* Aim of the exercise *
Copy out every line exactly, passing over the pictures.
--------------------------------------------------
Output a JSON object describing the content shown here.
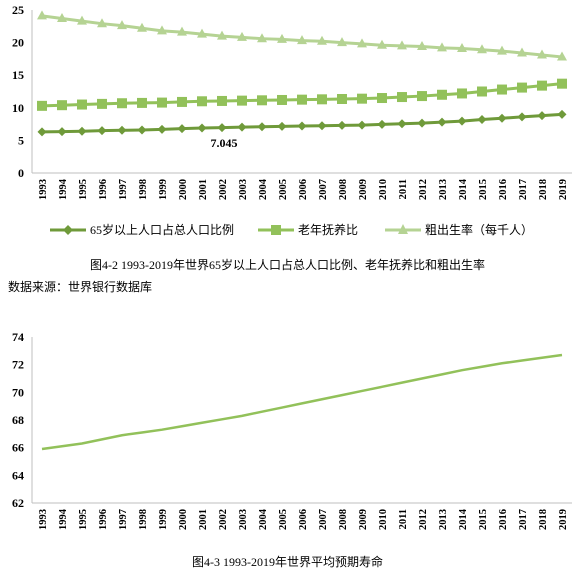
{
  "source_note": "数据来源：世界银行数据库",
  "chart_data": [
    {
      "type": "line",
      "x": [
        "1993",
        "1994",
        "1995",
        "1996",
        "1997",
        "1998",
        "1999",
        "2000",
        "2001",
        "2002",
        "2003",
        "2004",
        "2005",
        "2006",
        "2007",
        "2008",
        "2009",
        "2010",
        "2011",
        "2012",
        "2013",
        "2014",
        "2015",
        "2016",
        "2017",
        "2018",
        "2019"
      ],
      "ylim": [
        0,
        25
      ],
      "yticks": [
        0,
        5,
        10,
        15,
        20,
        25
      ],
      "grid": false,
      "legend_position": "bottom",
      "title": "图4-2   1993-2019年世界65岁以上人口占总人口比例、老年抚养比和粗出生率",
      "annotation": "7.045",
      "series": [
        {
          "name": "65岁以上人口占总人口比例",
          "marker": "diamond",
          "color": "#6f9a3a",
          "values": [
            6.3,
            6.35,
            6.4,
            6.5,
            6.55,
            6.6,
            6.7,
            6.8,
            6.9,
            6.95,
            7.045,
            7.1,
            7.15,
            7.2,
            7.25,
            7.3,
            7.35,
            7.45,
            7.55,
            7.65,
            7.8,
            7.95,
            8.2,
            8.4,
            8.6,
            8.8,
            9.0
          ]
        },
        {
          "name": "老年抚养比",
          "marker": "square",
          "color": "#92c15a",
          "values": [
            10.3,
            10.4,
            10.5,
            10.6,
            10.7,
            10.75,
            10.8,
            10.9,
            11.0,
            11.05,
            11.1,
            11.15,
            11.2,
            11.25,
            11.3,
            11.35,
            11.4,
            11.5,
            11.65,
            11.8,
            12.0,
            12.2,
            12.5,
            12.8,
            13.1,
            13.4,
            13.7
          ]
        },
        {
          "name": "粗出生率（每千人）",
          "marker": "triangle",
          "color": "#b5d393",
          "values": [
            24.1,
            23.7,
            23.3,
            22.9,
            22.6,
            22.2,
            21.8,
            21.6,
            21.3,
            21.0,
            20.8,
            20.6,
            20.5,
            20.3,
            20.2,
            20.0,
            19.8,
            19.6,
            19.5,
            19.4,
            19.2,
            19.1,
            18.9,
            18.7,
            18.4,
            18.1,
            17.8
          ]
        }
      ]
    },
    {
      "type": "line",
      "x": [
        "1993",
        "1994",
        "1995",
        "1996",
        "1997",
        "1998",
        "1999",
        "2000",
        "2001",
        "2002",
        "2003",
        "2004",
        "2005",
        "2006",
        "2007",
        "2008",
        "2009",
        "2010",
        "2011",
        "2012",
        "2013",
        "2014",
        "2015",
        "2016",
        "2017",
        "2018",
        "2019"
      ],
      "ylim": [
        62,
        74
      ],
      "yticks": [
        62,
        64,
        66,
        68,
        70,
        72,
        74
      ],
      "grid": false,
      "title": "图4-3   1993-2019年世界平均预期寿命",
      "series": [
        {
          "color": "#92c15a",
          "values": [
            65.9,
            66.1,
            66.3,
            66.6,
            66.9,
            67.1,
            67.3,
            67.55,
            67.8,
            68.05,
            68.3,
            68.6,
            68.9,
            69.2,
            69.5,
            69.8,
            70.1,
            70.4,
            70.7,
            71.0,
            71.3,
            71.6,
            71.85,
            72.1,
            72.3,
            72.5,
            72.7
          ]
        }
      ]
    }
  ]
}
--------------------------------------------------
* The reply *
Output a JSON object describing the content shown here.
{
  "source_note": "数据来源：世界银行数据库",
  "chart_data": [
    {
      "type": "line",
      "x": [
        "1993",
        "1994",
        "1995",
        "1996",
        "1997",
        "1998",
        "1999",
        "2000",
        "2001",
        "2002",
        "2003",
        "2004",
        "2005",
        "2006",
        "2007",
        "2008",
        "2009",
        "2010",
        "2011",
        "2012",
        "2013",
        "2014",
        "2015",
        "2016",
        "2017",
        "2018",
        "2019"
      ],
      "ylim": [
        0,
        25
      ],
      "yticks": [
        0,
        5,
        10,
        15,
        20,
        25
      ],
      "grid": false,
      "legend_position": "bottom",
      "title": "图4-2   1993-2019年世界65岁以上人口占总人口比例、老年抚养比和粗出生率",
      "annotation": "7.045",
      "series": [
        {
          "name": "65岁以上人口占总人口比例",
          "marker": "diamond",
          "color": "#6f9a3a",
          "values": [
            6.3,
            6.35,
            6.4,
            6.5,
            6.55,
            6.6,
            6.7,
            6.8,
            6.9,
            6.95,
            7.045,
            7.1,
            7.15,
            7.2,
            7.25,
            7.3,
            7.35,
            7.45,
            7.55,
            7.65,
            7.8,
            7.95,
            8.2,
            8.4,
            8.6,
            8.8,
            9.0
          ]
        },
        {
          "name": "老年抚养比",
          "marker": "square",
          "color": "#92c15a",
          "values": [
            10.3,
            10.4,
            10.5,
            10.6,
            10.7,
            10.75,
            10.8,
            10.9,
            11.0,
            11.05,
            11.1,
            11.15,
            11.2,
            11.25,
            11.3,
            11.35,
            11.4,
            11.5,
            11.65,
            11.8,
            12.0,
            12.2,
            12.5,
            12.8,
            13.1,
            13.4,
            13.7
          ]
        },
        {
          "name": "粗出生率（每千人）",
          "marker": "triangle",
          "color": "#b5d393",
          "values": [
            24.1,
            23.7,
            23.3,
            22.9,
            22.6,
            22.2,
            21.8,
            21.6,
            21.3,
            21.0,
            20.8,
            20.6,
            20.5,
            20.3,
            20.2,
            20.0,
            19.8,
            19.6,
            19.5,
            19.4,
            19.2,
            19.1,
            18.9,
            18.7,
            18.4,
            18.1,
            17.8
          ]
        }
      ]
    },
    {
      "type": "line",
      "x": [
        "1993",
        "1994",
        "1995",
        "1996",
        "1997",
        "1998",
        "1999",
        "2000",
        "2001",
        "2002",
        "2003",
        "2004",
        "2005",
        "2006",
        "2007",
        "2008",
        "2009",
        "2010",
        "2011",
        "2012",
        "2013",
        "2014",
        "2015",
        "2016",
        "2017",
        "2018",
        "2019"
      ],
      "ylim": [
        62,
        74
      ],
      "yticks": [
        62,
        64,
        66,
        68,
        70,
        72,
        74
      ],
      "grid": false,
      "title": "图4-3   1993-2019年世界平均预期寿命",
      "series": [
        {
          "color": "#92c15a",
          "values": [
            65.9,
            66.1,
            66.3,
            66.6,
            66.9,
            67.1,
            67.3,
            67.55,
            67.8,
            68.05,
            68.3,
            68.6,
            68.9,
            69.2,
            69.5,
            69.8,
            70.1,
            70.4,
            70.7,
            71.0,
            71.3,
            71.6,
            71.85,
            72.1,
            72.3,
            72.5,
            72.7
          ]
        }
      ]
    }
  ]
}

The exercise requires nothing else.